▶ [Exercise brief]: Sort through the entries below and pull out lines containing the word "illustration".

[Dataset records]
* * * *
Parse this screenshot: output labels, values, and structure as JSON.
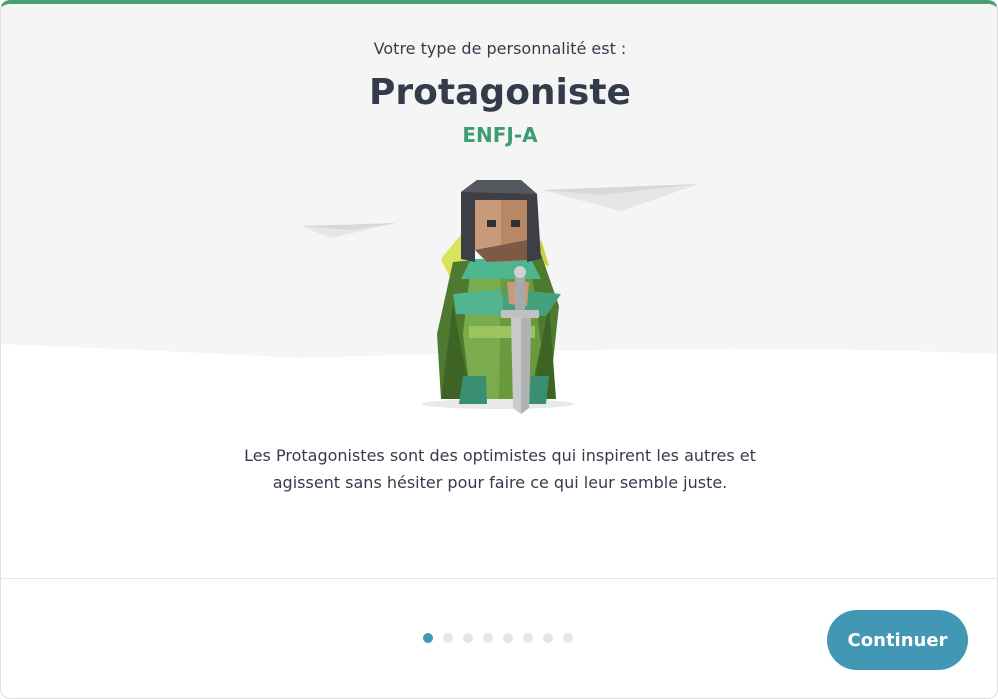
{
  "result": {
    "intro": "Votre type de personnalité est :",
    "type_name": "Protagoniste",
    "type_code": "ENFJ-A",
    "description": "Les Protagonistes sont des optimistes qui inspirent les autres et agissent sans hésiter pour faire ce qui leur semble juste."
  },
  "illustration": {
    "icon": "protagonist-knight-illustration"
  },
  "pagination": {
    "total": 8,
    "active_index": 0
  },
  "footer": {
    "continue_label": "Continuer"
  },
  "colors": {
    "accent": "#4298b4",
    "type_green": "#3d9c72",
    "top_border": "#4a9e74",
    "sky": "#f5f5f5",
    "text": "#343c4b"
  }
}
* * * *
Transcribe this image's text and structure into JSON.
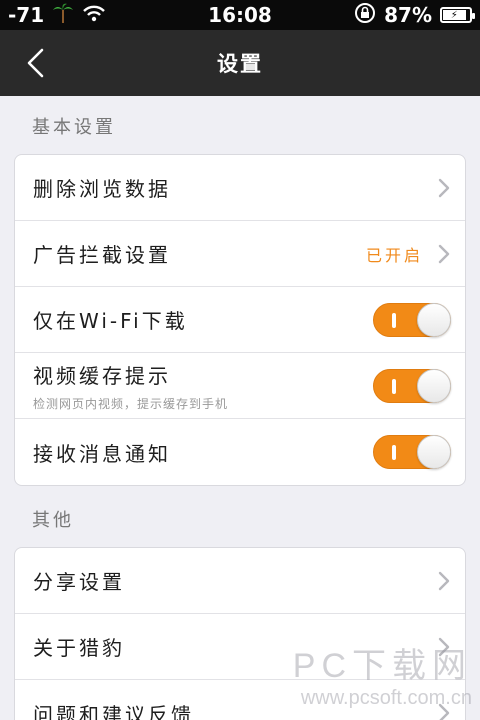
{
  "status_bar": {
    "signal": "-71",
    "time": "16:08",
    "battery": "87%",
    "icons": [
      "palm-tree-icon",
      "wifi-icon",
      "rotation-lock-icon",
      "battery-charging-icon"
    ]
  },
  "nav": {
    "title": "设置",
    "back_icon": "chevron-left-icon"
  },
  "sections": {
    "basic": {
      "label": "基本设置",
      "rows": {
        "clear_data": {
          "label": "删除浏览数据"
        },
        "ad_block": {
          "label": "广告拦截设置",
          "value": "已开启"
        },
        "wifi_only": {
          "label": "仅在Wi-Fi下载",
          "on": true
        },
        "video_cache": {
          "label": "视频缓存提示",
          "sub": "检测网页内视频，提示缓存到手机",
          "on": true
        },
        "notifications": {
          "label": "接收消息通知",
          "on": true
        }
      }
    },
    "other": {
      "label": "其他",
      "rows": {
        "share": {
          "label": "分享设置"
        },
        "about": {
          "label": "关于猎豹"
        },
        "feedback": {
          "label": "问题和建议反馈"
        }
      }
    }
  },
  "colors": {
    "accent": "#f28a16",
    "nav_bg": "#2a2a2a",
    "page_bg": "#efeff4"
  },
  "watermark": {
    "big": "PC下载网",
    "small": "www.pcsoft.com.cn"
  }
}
* * * *
▶ [Solution to this problem]:
  "illustration": {
    "icon": "protagonist-knight-illustration"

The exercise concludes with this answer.